Data items
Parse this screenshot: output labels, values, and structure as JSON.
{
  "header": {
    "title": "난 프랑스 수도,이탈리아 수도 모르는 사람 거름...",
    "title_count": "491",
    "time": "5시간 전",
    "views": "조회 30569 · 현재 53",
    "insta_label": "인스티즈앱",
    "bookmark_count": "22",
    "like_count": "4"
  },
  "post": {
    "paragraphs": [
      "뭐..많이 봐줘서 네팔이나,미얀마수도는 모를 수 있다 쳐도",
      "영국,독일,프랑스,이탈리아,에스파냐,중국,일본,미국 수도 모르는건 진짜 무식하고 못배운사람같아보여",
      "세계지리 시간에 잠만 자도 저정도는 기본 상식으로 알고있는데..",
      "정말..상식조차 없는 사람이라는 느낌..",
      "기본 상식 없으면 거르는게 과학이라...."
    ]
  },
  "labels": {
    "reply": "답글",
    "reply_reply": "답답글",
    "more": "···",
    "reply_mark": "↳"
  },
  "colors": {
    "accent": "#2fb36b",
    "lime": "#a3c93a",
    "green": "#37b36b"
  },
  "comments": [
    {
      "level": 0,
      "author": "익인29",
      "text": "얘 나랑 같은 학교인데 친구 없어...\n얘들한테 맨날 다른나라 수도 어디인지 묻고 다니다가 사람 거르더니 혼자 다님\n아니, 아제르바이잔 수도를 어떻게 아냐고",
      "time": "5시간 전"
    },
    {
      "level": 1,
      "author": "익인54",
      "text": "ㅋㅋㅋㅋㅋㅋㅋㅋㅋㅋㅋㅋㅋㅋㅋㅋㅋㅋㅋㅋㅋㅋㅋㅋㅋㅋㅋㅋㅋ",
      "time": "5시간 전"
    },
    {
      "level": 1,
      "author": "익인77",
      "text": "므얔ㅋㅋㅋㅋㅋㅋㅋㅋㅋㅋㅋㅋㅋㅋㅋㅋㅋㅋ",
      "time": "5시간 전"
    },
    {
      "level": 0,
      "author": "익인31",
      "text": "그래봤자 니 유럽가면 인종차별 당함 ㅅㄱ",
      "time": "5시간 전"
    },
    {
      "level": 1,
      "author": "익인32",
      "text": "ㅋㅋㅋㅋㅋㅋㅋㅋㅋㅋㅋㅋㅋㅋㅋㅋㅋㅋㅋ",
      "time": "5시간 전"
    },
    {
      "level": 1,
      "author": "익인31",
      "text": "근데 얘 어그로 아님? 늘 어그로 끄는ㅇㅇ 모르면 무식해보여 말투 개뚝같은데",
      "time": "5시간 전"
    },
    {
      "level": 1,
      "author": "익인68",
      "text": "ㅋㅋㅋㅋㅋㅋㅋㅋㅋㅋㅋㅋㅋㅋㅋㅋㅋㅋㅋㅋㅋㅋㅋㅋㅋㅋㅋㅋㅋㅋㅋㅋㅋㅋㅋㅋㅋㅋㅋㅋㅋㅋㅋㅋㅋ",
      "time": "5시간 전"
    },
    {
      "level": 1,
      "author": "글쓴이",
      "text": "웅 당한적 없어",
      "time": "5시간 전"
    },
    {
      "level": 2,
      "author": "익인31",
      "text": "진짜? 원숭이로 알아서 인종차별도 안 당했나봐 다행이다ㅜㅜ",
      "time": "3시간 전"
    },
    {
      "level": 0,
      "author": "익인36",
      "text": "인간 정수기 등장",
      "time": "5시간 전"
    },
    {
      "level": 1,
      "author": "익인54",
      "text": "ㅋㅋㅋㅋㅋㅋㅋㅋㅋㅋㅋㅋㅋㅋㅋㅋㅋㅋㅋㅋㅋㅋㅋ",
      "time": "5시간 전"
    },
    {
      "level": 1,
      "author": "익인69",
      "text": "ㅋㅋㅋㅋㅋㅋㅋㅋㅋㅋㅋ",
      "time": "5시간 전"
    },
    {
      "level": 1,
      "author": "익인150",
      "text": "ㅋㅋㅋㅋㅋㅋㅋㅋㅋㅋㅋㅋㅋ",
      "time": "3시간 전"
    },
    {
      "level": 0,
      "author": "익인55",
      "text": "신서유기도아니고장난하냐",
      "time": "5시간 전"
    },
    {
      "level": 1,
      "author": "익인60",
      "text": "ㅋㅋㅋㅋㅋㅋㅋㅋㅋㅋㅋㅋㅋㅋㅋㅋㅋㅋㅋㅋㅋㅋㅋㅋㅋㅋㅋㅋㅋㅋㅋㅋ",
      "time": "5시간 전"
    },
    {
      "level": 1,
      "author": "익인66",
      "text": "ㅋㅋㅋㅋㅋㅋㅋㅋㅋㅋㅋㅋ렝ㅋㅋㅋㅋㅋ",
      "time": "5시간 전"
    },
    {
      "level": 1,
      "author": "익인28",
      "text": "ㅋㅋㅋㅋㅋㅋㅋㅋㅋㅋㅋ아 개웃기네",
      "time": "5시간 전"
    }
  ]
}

* WRITTEN EXERCISE
Give the number of lines in the records that contain the string "이탈리아", and nothing besides.

* FINISHED EXERCISE
2